== Dataset entries ==
+-------+

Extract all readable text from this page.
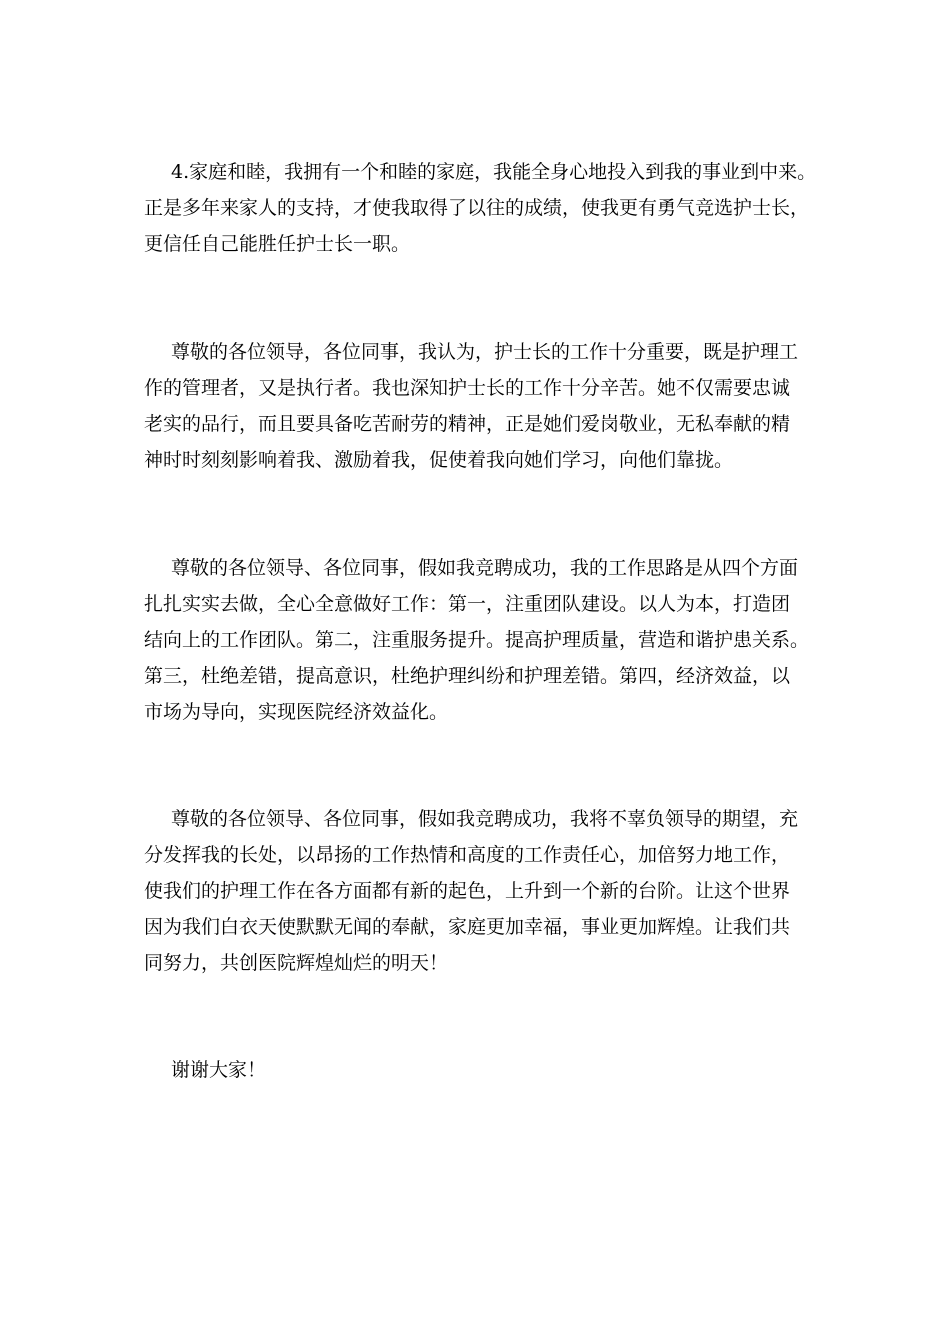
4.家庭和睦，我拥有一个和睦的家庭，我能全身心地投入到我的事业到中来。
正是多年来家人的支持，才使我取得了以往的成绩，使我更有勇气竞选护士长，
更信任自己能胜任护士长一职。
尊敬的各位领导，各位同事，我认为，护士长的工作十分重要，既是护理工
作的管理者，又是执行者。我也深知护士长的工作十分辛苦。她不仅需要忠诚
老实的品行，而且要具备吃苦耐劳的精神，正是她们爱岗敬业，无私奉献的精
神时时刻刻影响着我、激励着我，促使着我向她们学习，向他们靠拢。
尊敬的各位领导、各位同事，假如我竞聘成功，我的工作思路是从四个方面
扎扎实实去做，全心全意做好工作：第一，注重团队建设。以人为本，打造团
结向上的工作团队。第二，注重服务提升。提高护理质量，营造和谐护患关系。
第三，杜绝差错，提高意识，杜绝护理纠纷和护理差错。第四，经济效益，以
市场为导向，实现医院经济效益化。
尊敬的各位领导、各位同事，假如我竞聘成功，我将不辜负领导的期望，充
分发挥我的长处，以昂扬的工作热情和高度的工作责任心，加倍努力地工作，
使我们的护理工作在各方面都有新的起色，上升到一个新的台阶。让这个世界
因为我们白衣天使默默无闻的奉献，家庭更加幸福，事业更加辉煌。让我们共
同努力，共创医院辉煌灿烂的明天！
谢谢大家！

+-------+

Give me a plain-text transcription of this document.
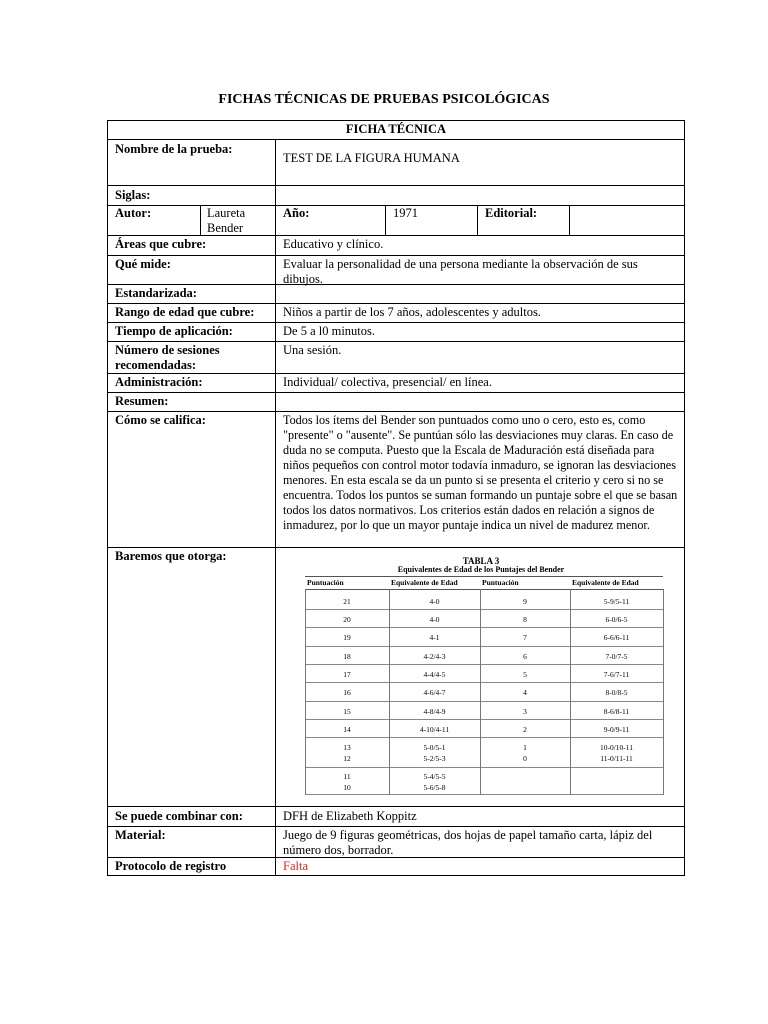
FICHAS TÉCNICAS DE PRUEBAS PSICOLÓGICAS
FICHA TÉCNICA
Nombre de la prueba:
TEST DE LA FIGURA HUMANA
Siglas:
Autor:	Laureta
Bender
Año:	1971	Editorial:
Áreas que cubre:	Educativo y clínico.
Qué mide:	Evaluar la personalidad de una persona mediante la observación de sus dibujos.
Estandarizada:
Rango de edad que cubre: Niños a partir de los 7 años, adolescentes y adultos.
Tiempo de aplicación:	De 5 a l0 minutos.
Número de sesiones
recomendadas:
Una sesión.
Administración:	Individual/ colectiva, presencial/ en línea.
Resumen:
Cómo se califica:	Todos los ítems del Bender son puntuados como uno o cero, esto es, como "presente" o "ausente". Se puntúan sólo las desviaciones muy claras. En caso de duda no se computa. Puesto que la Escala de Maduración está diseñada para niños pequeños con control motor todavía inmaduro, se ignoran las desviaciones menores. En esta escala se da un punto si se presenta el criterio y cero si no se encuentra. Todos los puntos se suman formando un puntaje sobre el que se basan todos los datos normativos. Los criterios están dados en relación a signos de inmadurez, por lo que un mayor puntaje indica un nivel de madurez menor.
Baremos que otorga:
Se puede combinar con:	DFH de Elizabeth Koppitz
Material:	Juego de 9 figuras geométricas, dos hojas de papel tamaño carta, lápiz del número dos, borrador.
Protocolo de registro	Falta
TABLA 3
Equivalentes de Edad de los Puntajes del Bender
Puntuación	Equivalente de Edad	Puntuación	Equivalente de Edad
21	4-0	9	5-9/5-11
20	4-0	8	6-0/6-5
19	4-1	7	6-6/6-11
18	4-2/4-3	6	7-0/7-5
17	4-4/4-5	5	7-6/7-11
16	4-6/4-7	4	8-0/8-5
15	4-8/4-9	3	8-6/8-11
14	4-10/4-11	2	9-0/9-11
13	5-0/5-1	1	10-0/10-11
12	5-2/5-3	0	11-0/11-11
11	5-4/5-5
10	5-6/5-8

+-------+

== Exercise ==
Look through the records and gather each line with the word "假如我竞聘成功".

== Task result ==
尊敬的各位领导、各位同事，假如我竞聘成功，我的工作思路是从四个方面
尊敬的各位领导、各位同事，假如我竞聘成功，我将不辜负领导的期望，充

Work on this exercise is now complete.